**GIVEN INFORMATION**

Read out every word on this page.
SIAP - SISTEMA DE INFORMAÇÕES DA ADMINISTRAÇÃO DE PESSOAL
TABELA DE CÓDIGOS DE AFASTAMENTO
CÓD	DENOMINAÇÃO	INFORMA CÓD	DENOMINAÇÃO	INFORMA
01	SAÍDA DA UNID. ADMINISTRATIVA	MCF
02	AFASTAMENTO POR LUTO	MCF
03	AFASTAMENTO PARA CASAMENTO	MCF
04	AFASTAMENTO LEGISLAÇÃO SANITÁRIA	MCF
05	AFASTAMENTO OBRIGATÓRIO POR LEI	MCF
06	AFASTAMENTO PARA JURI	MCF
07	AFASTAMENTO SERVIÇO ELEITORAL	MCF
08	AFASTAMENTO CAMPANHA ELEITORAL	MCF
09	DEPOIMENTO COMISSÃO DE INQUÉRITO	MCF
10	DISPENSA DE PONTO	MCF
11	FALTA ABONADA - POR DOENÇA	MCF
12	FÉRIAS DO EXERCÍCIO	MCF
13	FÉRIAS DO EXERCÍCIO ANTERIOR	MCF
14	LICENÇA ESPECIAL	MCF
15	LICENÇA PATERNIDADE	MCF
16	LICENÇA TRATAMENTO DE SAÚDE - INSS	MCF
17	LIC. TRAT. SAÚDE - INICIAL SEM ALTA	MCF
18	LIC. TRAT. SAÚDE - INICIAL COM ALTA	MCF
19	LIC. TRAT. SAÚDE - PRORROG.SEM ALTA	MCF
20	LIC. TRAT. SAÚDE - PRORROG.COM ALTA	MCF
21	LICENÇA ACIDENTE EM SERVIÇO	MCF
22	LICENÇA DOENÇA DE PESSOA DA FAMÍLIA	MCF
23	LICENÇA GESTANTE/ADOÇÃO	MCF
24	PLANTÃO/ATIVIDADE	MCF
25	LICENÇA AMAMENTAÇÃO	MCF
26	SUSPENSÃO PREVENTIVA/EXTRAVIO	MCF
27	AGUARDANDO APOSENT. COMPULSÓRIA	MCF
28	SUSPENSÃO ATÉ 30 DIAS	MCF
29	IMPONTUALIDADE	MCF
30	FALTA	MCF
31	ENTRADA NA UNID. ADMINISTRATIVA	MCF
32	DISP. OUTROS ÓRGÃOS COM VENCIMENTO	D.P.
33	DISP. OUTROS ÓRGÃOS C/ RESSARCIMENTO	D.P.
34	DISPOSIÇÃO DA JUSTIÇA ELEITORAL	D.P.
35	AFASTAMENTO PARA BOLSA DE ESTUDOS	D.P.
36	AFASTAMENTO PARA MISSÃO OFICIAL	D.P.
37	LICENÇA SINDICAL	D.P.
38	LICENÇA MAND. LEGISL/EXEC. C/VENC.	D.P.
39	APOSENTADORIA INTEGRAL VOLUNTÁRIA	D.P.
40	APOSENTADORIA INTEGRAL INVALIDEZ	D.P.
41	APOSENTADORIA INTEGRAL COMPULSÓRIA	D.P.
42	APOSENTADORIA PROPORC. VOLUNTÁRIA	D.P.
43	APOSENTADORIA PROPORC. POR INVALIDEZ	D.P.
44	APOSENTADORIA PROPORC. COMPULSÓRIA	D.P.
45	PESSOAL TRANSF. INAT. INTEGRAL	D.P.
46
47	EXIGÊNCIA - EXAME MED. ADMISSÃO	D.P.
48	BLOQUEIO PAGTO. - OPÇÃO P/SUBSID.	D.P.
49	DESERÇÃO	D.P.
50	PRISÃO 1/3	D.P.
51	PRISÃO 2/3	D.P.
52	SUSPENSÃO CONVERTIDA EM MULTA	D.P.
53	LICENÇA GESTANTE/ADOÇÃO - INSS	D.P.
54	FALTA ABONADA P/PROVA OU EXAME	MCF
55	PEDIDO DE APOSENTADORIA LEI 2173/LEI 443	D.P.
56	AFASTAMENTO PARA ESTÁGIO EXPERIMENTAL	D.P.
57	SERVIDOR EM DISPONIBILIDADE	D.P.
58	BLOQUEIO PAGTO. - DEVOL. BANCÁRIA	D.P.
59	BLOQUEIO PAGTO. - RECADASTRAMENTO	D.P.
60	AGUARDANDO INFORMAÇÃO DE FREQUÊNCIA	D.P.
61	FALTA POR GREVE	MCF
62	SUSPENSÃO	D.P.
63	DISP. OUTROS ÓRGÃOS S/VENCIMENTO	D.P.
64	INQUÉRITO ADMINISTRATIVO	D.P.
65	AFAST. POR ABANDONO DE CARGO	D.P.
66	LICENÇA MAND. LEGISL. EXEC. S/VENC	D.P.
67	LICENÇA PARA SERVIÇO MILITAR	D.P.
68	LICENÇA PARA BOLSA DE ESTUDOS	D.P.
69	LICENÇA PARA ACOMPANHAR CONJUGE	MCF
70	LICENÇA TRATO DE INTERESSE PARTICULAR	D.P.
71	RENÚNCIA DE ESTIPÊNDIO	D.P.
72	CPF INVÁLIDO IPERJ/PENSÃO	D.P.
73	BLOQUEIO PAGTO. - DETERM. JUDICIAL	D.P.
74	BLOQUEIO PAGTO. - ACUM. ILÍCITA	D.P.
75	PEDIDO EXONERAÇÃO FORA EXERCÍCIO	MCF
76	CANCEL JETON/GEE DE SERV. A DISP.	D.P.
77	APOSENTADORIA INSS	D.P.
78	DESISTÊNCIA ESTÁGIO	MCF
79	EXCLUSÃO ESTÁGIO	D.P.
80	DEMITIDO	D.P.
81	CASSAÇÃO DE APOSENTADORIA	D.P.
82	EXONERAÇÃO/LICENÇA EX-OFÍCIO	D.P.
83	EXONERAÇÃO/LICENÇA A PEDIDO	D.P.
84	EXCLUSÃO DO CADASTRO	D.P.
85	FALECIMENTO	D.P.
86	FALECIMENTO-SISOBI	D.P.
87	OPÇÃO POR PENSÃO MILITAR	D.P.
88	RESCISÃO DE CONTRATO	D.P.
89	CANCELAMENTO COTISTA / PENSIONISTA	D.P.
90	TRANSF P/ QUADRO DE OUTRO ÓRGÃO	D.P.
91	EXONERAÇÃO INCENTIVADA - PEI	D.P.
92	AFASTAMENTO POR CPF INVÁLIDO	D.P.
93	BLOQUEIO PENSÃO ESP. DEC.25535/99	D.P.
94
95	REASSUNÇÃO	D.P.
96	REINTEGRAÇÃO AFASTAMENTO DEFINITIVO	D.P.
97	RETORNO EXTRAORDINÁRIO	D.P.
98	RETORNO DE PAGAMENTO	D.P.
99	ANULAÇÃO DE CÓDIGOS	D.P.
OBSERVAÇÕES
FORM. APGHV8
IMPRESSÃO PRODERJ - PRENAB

**YOUR INSTRUCTIONS**
Emit the records above again, exactly, with no line skipped.

**REPLY**
Read out every word on this page.
SIAP - SISTEMA DE INFORMAÇÕES DA ADMINISTRAÇÃO DE PESSOAL
TABELA DE CÓDIGOS DE AFASTAMENTO
CÓD	DENOMINAÇÃO	INFORMA CÓD	DENOMINAÇÃO	INFORMA
01	SAÍDA DA UNID. ADMINISTRATIVA	MCF
02	AFASTAMENTO POR LUTO	MCF
03	AFASTAMENTO PARA CASAMENTO	MCF
04	AFASTAMENTO LEGISLAÇÃO SANITÁRIA	MCF
05	AFASTAMENTO OBRIGATÓRIO POR LEI	MCF
06	AFASTAMENTO PARA JURI	MCF
07	AFASTAMENTO SERVIÇO ELEITORAL	MCF
08	AFASTAMENTO CAMPANHA ELEITORAL	MCF
09	DEPOIMENTO COMISSÃO DE INQUÉRITO	MCF
10	DISPENSA DE PONTO	MCF
11	FALTA ABONADA - POR DOENÇA	MCF
12	FÉRIAS DO EXERCÍCIO	MCF
13	FÉRIAS DO EXERCÍCIO ANTERIOR	MCF
14	LICENÇA ESPECIAL	MCF
15	LICENÇA PATERNIDADE	MCF
16	LICENÇA TRATAMENTO DE SAÚDE - INSS	MCF
17	LIC. TRAT. SAÚDE - INICIAL SEM ALTA	MCF
18	LIC. TRAT. SAÚDE - INICIAL COM ALTA	MCF
19	LIC. TRAT. SAÚDE - PRORROG.SEM ALTA	MCF
20	LIC. TRAT. SAÚDE - PRORROG.COM ALTA	MCF
21	LICENÇA ACIDENTE EM SERVIÇO	MCF
22	LICENÇA DOENÇA DE PESSOA DA FAMÍLIA	MCF
23	LICENÇA GESTANTE/ADOÇÃO	MCF
24	PLANTÃO/ATIVIDADE	MCF
25	LICENÇA AMAMENTAÇÃO	MCF
26	SUSPENSÃO PREVENTIVA/EXTRAVIO	MCF
27	AGUARDANDO APOSENT. COMPULSÓRIA	MCF
28	SUSPENSÃO ATÉ 30 DIAS	MCF
29	IMPONTUALIDADE	MCF
30	FALTA	MCF
31	ENTRADA NA UNID. ADMINISTRATIVA	MCF
32	DISP. OUTROS ÓRGÃOS COM VENCIMENTO	D.P.
33	DISP. OUTROS ÓRGÃOS C/ RESSARCIMENTO	D.P.
34	DISPOSIÇÃO DA JUSTIÇA ELEITORAL	D.P.
35	AFASTAMENTO PARA BOLSA DE ESTUDOS	D.P.
36	AFASTAMENTO PARA MISSÃO OFICIAL	D.P.
37	LICENÇA SINDICAL	D.P.
38	LICENÇA MAND. LEGISL/EXEC. C/VENC.	D.P.
39	APOSENTADORIA INTEGRAL VOLUNTÁRIA	D.P.
40	APOSENTADORIA INTEGRAL INVALIDEZ	D.P.
41	APOSENTADORIA INTEGRAL COMPULSÓRIA	D.P.
42	APOSENTADORIA PROPORC. VOLUNTÁRIA	D.P.
43	APOSENTADORIA PROPORC. POR INVALIDEZ	D.P.
44	APOSENTADORIA PROPORC. COMPULSÓRIA	D.P.
45	PESSOAL TRANSF. INAT. INTEGRAL	D.P.
46
47	EXIGÊNCIA - EXAME MED. ADMISSÃO	D.P.
48	BLOQUEIO PAGTO. - OPÇÃO P/SUBSID.	D.P.
49	DESERÇÃO	D.P.
50	PRISÃO 1/3	D.P.
51	PRISÃO 2/3	D.P.
52	SUSPENSÃO CONVERTIDA EM MULTA	D.P.
53	LICENÇA GESTANTE/ADOÇÃO - INSS	D.P.
54	FALTA ABONADA P/PROVA OU EXAME	MCF
55	PEDIDO DE APOSENTADORIA LEI 2173/LEI 443	D.P.
56	AFASTAMENTO PARA ESTÁGIO EXPERIMENTAL	D.P.
57	SERVIDOR EM DISPONIBILIDADE	D.P.
58	BLOQUEIO PAGTO. - DEVOL. BANCÁRIA	D.P.
59	BLOQUEIO PAGTO. - RECADASTRAMENTO	D.P.
60	AGUARDANDO INFORMAÇÃO DE FREQUÊNCIA	D.P.
61	FALTA POR GREVE	MCF
62	SUSPENSÃO	D.P.
63	DISP. OUTROS ÓRGÃOS S/VENCIMENTO	D.P.
64	INQUÉRITO ADMINISTRATIVO	D.P.
65	AFAST. POR ABANDONO DE CARGO	D.P.
66	LICENÇA MAND. LEGISL. EXEC. S/VENC	D.P.
67	LICENÇA PARA SERVIÇO MILITAR	D.P.
68	LICENÇA PARA BOLSA DE ESTUDOS	D.P.
69	LICENÇA PARA ACOMPANHAR CONJUGE	MCF
70	LICENÇA TRATO DE INTERESSE PARTICULAR	D.P.
71	RENÚNCIA DE ESTIPÊNDIO	D.P.
72	CPF INVÁLIDO IPERJ/PENSÃO	D.P.
73	BLOQUEIO PAGTO. - DETERM. JUDICIAL	D.P.
74	BLOQUEIO PAGTO. - ACUM. ILÍCITA	D.P.
75	PEDIDO EXONERAÇÃO FORA EXERCÍCIO	MCF
76	CANCEL JETON/GEE DE SERV. A DISP.	D.P.
77	APOSENTADORIA INSS	D.P.
78	DESISTÊNCIA ESTÁGIO	MCF
79	EXCLUSÃO ESTÁGIO	D.P.
80	DEMITIDO	D.P.
81	CASSAÇÃO DE APOSENTADORIA	D.P.
82	EXONERAÇÃO/LICENÇA EX-OFÍCIO	D.P.
83	EXONERAÇÃO/LICENÇA A PEDIDO	D.P.
84	EXCLUSÃO DO CADASTRO	D.P.
85	FALECIMENTO	D.P.
86	FALECIMENTO-SISOBI	D.P.
87	OPÇÃO POR PENSÃO MILITAR	D.P.
88	RESCISÃO DE CONTRATO	D.P.
89	CANCELAMENTO COTISTA / PENSIONISTA	D.P.
90	TRANSF P/ QUADRO DE OUTRO ÓRGÃO	D.P.
91	EXONERAÇÃO INCENTIVADA - PEI	D.P.
92	AFASTAMENTO POR CPF INVÁLIDO	D.P.
93	BLOQUEIO PENSÃO ESP. DEC.25535/99	D.P.
94
95	REASSUNÇÃO	D.P.
96	REINTEGRAÇÃO AFASTAMENTO DEFINITIVO	D.P.
97	RETORNO EXTRAORDINÁRIO	D.P.
98	RETORNO DE PAGAMENTO	D.P.
99	ANULAÇÃO DE CÓDIGOS	D.P.
OBSERVAÇÕES
FORM. APGHV8
IMPRESSÃO PRODERJ - PRENAB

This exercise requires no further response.